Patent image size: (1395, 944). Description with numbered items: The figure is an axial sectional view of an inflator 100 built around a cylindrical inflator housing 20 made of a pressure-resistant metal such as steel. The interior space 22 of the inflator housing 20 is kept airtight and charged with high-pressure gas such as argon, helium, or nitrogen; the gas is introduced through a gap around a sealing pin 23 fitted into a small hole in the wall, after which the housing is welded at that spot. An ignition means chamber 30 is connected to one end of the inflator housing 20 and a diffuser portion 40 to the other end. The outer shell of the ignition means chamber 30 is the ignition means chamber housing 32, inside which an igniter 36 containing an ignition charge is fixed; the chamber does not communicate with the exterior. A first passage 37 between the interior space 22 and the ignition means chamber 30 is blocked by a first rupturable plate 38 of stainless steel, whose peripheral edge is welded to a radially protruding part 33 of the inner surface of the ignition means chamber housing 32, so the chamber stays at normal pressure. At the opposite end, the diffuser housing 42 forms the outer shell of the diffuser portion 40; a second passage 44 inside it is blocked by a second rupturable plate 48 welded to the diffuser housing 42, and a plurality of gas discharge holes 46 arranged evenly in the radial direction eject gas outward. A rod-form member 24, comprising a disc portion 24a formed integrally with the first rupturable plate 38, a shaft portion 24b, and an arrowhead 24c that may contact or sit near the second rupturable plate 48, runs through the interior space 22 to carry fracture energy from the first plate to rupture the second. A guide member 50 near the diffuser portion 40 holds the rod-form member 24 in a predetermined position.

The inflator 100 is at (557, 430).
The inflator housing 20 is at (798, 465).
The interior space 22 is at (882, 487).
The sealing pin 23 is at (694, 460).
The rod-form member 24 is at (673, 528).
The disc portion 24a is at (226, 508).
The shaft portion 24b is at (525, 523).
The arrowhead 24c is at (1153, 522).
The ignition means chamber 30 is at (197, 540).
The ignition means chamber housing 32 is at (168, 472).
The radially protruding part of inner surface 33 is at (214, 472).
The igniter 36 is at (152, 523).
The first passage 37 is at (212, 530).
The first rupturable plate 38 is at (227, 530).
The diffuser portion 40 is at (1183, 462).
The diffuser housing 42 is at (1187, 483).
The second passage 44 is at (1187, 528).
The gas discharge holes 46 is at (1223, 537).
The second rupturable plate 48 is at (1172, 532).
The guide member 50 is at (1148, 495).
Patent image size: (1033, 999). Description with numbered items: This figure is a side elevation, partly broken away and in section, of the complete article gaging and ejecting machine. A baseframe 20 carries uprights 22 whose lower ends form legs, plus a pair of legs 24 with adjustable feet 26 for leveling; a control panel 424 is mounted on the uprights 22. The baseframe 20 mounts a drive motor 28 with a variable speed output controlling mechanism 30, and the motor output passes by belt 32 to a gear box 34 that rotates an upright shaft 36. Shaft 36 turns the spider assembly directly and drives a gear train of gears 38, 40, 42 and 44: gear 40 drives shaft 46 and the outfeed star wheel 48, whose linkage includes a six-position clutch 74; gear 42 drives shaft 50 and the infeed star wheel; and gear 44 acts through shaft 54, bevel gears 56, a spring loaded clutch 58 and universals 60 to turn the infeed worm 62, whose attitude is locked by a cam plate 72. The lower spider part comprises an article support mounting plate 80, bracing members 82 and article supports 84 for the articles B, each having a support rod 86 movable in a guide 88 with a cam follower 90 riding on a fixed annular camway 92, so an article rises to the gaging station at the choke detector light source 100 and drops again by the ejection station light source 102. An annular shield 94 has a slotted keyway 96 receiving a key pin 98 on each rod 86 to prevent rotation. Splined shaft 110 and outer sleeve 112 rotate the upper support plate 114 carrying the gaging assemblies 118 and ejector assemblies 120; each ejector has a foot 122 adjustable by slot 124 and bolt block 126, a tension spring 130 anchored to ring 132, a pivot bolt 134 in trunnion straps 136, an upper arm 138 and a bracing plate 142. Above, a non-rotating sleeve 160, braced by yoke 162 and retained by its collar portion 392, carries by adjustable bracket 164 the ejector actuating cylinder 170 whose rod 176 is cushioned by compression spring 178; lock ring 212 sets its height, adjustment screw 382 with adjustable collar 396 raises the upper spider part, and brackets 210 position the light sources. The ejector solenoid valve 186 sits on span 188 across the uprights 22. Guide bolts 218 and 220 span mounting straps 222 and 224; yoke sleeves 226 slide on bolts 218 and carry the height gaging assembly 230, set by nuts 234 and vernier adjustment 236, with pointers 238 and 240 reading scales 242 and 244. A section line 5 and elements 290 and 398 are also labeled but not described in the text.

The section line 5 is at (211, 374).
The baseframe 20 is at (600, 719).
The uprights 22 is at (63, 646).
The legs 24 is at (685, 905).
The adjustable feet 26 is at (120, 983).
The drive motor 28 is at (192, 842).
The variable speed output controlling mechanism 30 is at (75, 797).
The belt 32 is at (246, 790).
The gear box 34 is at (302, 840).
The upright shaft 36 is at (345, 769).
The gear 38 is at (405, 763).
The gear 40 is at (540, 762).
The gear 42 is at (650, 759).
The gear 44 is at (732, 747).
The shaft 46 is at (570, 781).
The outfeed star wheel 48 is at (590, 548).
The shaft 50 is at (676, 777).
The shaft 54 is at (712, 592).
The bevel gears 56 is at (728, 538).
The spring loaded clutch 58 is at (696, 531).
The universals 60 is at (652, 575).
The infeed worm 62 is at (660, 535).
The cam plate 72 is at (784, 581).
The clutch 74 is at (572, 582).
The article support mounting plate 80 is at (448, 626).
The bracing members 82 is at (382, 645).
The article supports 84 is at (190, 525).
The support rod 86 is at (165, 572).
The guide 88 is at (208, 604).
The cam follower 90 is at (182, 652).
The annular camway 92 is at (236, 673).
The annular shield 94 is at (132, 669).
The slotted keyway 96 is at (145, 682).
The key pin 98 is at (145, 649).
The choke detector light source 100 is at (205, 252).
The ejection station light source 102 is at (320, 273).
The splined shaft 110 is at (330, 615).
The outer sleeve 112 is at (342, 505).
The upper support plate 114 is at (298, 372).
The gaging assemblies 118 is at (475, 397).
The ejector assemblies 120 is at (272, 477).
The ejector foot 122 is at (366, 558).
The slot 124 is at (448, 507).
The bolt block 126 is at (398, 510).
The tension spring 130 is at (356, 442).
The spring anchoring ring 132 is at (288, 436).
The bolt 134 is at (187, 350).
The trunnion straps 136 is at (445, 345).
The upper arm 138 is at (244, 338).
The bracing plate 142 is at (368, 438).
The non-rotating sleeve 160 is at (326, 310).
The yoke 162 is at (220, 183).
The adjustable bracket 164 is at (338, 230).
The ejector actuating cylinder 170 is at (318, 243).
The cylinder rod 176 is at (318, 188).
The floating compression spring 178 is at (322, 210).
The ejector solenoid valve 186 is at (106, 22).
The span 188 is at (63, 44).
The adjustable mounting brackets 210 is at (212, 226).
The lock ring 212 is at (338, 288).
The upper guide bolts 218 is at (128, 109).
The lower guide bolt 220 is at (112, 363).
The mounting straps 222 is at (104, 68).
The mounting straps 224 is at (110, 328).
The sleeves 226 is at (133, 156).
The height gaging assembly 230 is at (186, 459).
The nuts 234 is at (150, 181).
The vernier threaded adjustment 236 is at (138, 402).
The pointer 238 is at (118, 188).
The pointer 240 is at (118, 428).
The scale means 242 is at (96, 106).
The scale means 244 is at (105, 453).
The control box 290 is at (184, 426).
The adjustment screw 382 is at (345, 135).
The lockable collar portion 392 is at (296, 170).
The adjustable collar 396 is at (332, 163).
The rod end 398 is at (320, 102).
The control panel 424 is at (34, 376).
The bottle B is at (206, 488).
================================
■ **What the task asks**
Recast every line of the items above as a JSON list of strings, with one string per line and blank lines omitted.

■ **Finished exercise**
[
  "Patent image size: (1395, 944). Description with numbered items: The figure is an axial sectional view of an inflator 100 built around a cylindrical inflator housing 20 made of a pressure-resistant metal such as steel. The interior space 22 of the inflator housing 20 is kept airtight and charged with high-pressure gas such as argon, helium, or nitrogen; the gas is introduced through a gap around a sealing pin 23 fitted into a small hole in the wall, after which the housing is welded at that spot. An ignition means chamber 30 is connected to one end of the inflator housing 20 and a diffuser portion 40 to the other end. The outer shell of the ignition means chamber 30 is the ignition means chamber housing 32, inside which an igniter 36 containing an ignition charge is fixed; the chamber does not communicate with the exterior. A first passage 37 between the interior space 22 and the ignition means chamber 30 is blocked by a first rupturable plate 38 of stainless steel, whose peripheral edge is welded to a radially protruding part 33 of the inner surface of the ignition means chamber housing 32, so the chamber stays at normal pressure. At the opposite end, the diffuser housing 42 forms the outer shell of the diffuser portion 40; a second passage 44 inside it is blocked by a second rupturable plate 48 welded to the diffuser housing 42, and a plurality of gas discharge holes 46 arranged evenly in the radial direction eject gas outward. A rod-form member 24, comprising a disc portion 24a formed integrally with the first rupturable plate 38, a shaft portion 24b, and an arrowhead 24c that may contact or sit near the second rupturable plate 48, runs through the interior space 22 to carry fracture energy from the first plate to rupture the second. A guide member 50 near the diffuser portion 40 holds the rod-form member 24 in a predetermined position.",
  "The inflator 100 is at (557, 430).",
  "The inflator housing 20 is at (798, 465).",
  "The interior space 22 is at (882, 487).",
  "The sealing pin 23 is at (694, 460).",
  "The rod-form member 24 is at (673, 528).",
  "The disc portion 24a is at (226, 508).",
  "The shaft portion 24b is at (525, 523).",
  "The arrowhead 24c is at (1153, 522).",
  "The ignition means chamber 30 is at (197, 540).",
  "The ignition means chamber housing 32 is at (168, 472).",
  "The radially protruding part of inner surface 33 is at (214, 472).",
  "The igniter 36 is at (152, 523).",
  "The first passage 37 is at (212, 530).",
  "The first rupturable plate 38 is at (227, 530).",
  "The diffuser portion 40 is at (1183, 462).",
  "The diffuser housing 42 is at (1187, 483).",
  "The second passage 44 is at (1187, 528).",
  "The gas discharge holes 46 is at (1223, 537).",
  "The second rupturable plate 48 is at (1172, 532).",
  "The guide member 50 is at (1148, 495).",
  "Patent image size: (1033, 999). Description with numbered items: This figure is a side elevation, partly broken away and in section, of the complete article gaging and ejecting machine. A baseframe 20 carries uprights 22 whose lower ends form legs, plus a pair of legs 24 with adjustable feet 26 for leveling; a control panel 424 is mounted on the uprights 22. The baseframe 20 mounts a drive motor 28 with a variable speed output controlling mechanism 30, and the motor output passes by belt 32 to a gear box 34 that rotates an upright shaft 36. Shaft 36 turns the spider assembly directly and drives a gear train of gears 38, 40, 42 and 44: gear 40 drives shaft 46 and the outfeed star wheel 48, whose linkage includes a six-position clutch 74; gear 42 drives shaft 50 and the infeed star wheel; and gear 44 acts through shaft 54, bevel gears 56, a spring loaded clutch 58 and universals 60 to turn the infeed worm 62, whose attitude is locked by a cam plate 72. The lower spider part comprises an article support mounting plate 80, bracing members 82 and article supports 84 for the articles B, each having a support rod 86 movable in a guide 88 with a cam follower 90 riding on a fixed annular camway 92, so an article rises to the gaging station at the choke detector light source 100 and drops again by the ejection station light source 102. An annular shield 94 has a slotted keyway 96 receiving a key pin 98 on each rod 86 to prevent rotation. Splined shaft 110 and outer sleeve 112 rotate the upper support plate 114 carrying the gaging assemblies 118 and ejector assemblies 120; each ejector has a foot 122 adjustable by slot 124 and bolt block 126, a tension spring 130 anchored to ring 132, a pivot bolt 134 in trunnion straps 136, an upper arm 138 and a bracing plate 142. Above, a non-rotating sleeve 160, braced by yoke 162 and retained by its collar portion 392, carries by adjustable bracket 164 the ejector actuating cylinder 170 whose rod 176 is cushioned by compression spring 178; lock ring 212 sets its height, adjustment screw 382 with adjustable collar 396 raises the upper spider part, and brackets 210 position the light sources. The ejector solenoid valve 186 sits on span 188 across the uprights 22. Guide bolts 218 and 220 span mounting straps 222 and 224; yoke sleeves 226 slide on bolts 218 and carry the height gaging assembly 230, set by nuts 234 and vernier adjustment 236, with pointers 238 and 240 reading scales 242 and 244. A section line 5 and elements 290 and 398 are also labeled but not described in the text.",
  "The section line 5 is at (211, 374).",
  "The baseframe 20 is at (600, 719).",
  "The uprights 22 is at (63, 646).",
  "The legs 24 is at (685, 905).",
  "The adjustable feet 26 is at (120, 983).",
  "The drive motor 28 is at (192, 842).",
  "The variable speed output controlling mechanism 30 is at (75, 797).",
  "The belt 32 is at (246, 790).",
  "The gear box 34 is at (302, 840).",
  "The upright shaft 36 is at (345, 769).",
  "The gear 38 is at (405, 763).",
  "The gear 40 is at (540, 762).",
  "The gear 42 is at (650, 759).",
  "The gear 44 is at (732, 747).",
  "The shaft 46 is at (570, 781).",
  "The outfeed star wheel 48 is at (590, 548).",
  "The shaft 50 is at (676, 777).",
  "The shaft 54 is at (712, 592).",
  "The bevel gears 56 is at (728, 538).",
  "The spring loaded clutch 58 is at (696, 531).",
  "The universals 60 is at (652, 575).",
  "The infeed worm 62 is at (660, 535).",
  "The cam plate 72 is at (784, 581).",
  "The clutch 74 is at (572, 582).",
  "The article support mounting plate 80 is at (448, 626).",
  "The bracing members 82 is at (382, 645).",
  "The article supports 84 is at (190, 525).",
  "The support rod 86 is at (165, 572).",
  "The guide 88 is at (208, 604).",
  "The cam follower 90 is at (182, 652).",
  "The annular camway 92 is at (236, 673).",
  "The annular shield 94 is at (132, 669).",
  "The slotted keyway 96 is at (145, 682).",
  "The key pin 98 is at (145, 649).",
  "The choke detector light source 100 is at (205, 252).",
  "The ejection station light source 102 is at (320, 273).",
  "The splined shaft 110 is at (330, 615).",
  "The outer sleeve 112 is at (342, 505).",
  "The upper support plate 114 is at (298, 372).",
  "The gaging assemblies 118 is at (475, 397).",
  "The ejector assemblies 120 is at (272, 477).",
  "The ejector foot 122 is at (366, 558).",
  "The slot 124 is at (448, 507).",
  "The bolt block 126 is at (398, 510).",
  "The tension spring 130 is at (356, 442).",
  "The spring anchoring ring 132 is at (288, 436).",
  "The bolt 134 is at (187, 350).",
  "The trunnion straps 136 is at (445, 345).",
  "The upper arm 138 is at (244, 338).",
  "The bracing plate 142 is at (368, 438).",
  "The non-rotating sleeve 160 is at (326, 310).",
  "The yoke 162 is at (220, 183).",
  "The adjustable bracket 164 is at (338, 230).",
  "The ejector actuating cylinder 170 is at (318, 243).",
  "The cylinder rod 176 is at (318, 188).",
  "The floating compression spring 178 is at (322, 210).",
  "The ejector solenoid valve 186 is at (106, 22).",
  "The span 188 is at (63, 44).",
  "The adjustable mounting brackets 210 is at (212, 226).",
  "The lock ring 212 is at (338, 288).",
  "The upper guide bolts 218 is at (128, 109).",
  "The lower guide bolt 220 is at (112, 363).",
  "The mounting straps 222 is at (104, 68).",
  "The mounting straps 224 is at (110, 328).",
  "The sleeves 226 is at (133, 156).",
  "The height gaging assembly 230 is at (186, 459).",
  "The nuts 234 is at (150, 181).",
  "The vernier threaded adjustment 236 is at (138, 402).",
  "The pointer 238 is at (118, 188).",
  "The pointer 240 is at (118, 428).",
  "The scale means 242 is at (96, 106).",
  "The scale means 244 is at (105, 453).",
  "The control box 290 is at (184, 426).",
  "The adjustment screw 382 is at (345, 135).",
  "The lockable collar portion 392 is at (296, 170).",
  "The adjustable collar 396 is at (332, 163).",
  "The rod end 398 is at (320, 102).",
  "The control panel 424 is at (34, 376).",
  "The bottle B is at (206, 488)."
]